── GIVEN DATA

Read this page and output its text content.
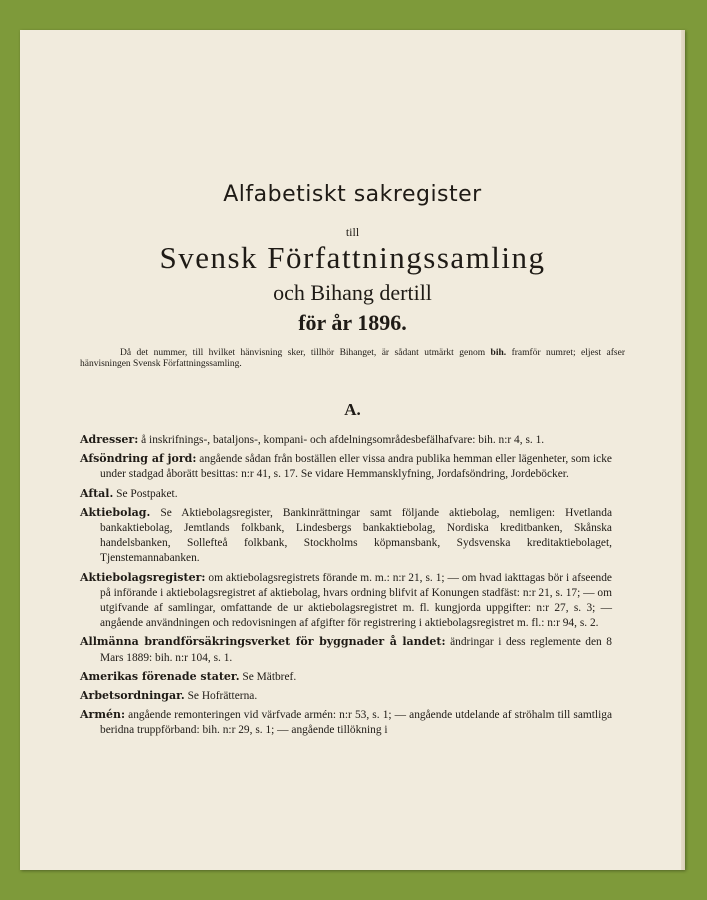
Alfabetiskt sakregister
till
Svensk Författningssamling
och Bihang dertill
för år 1896.
Då det nummer, till hvilket hänvisning sker, tillhör Bihanget, är sådant utmärkt genom bih. framför numret; eljest afser hänvisningen Svensk Författningssamling.
A.
Adresser: å inskrifnings-, bataljons-, kompani- och afdelningsområdesbefälhafvare: bih. n:r 4, s. 1.
Afsöndring af jord: angående sådan från boställen eller vissa andra publika hemman eller lägenheter, som icke under stadgad åborätt besittas: n:r 41, s. 17. Se vidare Hemmansklyfning, Jordafsöndring, Jordeböcker.
Aftal. Se Postpaket.
Aktiebolag. Se Aktiebolagsregister, Bankinrättningar samt följande aktiebolag, nemligen: Hvetlanda bankaktiebolag, Jemtlands folkbank, Lindesbergs bankaktiebolag, Nordiska kreditbanken, Skånska handelsbanken, Sollefteå folkbank, Stockholms köpmansbank, Sydsvenska kreditaktiebolaget, Tjenstemannabanken.
Aktiebolagsregister: om aktiebolagsregistrets förande m. m.: n:r 21, s. 1; — om hvad iakttagas bör i afseende på införande i aktiebolagsregistret af aktiebolag, hvars ordning blifvit af Konungen stadfäst: n:r 21, s. 17; — om utgifvande af samlingar, omfattande de ur aktiebolagsregistret m. fl. kungjorda uppgifter: n:r 27, s. 3; — angående användningen och redovisningen af afgifter för registrering i aktiebolagsregistret m. fl.: n:r 94, s. 2.
Allmänna brandförsäkringsverket för byggnader å landet: ändringar i dess reglemente den 8 Mars 1889: bih. n:r 104, s. 1.
Amerikas förenade stater. Se Mätbref.
Arbetsordningar. Se Hofrätterna.
Armén: angående remonteringen vid värfvade armén: n:r 53, s. 1; — angående utdelande af ströhalm till samtliga beridna truppförband: bih. n:r 29, s. 1; — angående tillökning i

────

* TASK DESCRIPTION
Print the material word for word; images are to be left out.

* TASK RESPONSE
Read this page and output its text content.
Alfabetiskt sakregister
till
Svensk Författningssamling
och Bihang dertill
för år 1896.
Då det nummer, till hvilket hänvisning sker, tillhör Bihanget, är sådant utmärkt genom bih. framför numret; eljest afser hänvisningen Svensk Författningssamling.
A.
Adresser: å inskrifnings-, bataljons-, kompani- och afdelningsområdesbefälhafvare: bih. n:r 4, s. 1.
Afsöndring af jord: angående sådan från boställen eller vissa andra publika hemman eller lägenheter, som icke under stadgad åborätt besittas: n:r 41, s. 17. Se vidare Hemmansklyfning, Jordafsöndring, Jordeböcker.
Aftal. Se Postpaket.
Aktiebolag. Se Aktiebolagsregister, Bankinrättningar samt följande aktiebolag, nemligen: Hvetlanda bankaktiebolag, Jemtlands folkbank, Lindesbergs bankaktiebolag, Nordiska kreditbanken, Skånska handelsbanken, Sollefteå folkbank, Stockholms köpmansbank, Sydsvenska kreditaktiebolaget, Tjenstemannabanken.
Aktiebolagsregister: om aktiebolagsregistrets förande m. m.: n:r 21, s. 1; — om hvad iakttagas bör i afseende på införande i aktiebolagsregistret af aktiebolag, hvars ordning blifvit af Konungen stadfäst: n:r 21, s. 17; — om utgifvande af samlingar, omfattande de ur aktiebolagsregistret m. fl. kungjorda uppgifter: n:r 27, s. 3; — angående användningen och redovisningen af afgifter för registrering i aktiebolagsregistret m. fl.: n:r 94, s. 2.
Allmänna brandförsäkringsverket för byggnader å landet: ändringar i dess reglemente den 8 Mars 1889: bih. n:r 104, s. 1.
Amerikas förenade stater. Se Mätbref.
Arbetsordningar. Se Hofrätterna.
Armén: angående remonteringen vid värfvade armén: n:r 53, s. 1; — angående utdelande af ströhalm till samtliga beridna truppförband: bih. n:r 29, s. 1; — angående tillökning i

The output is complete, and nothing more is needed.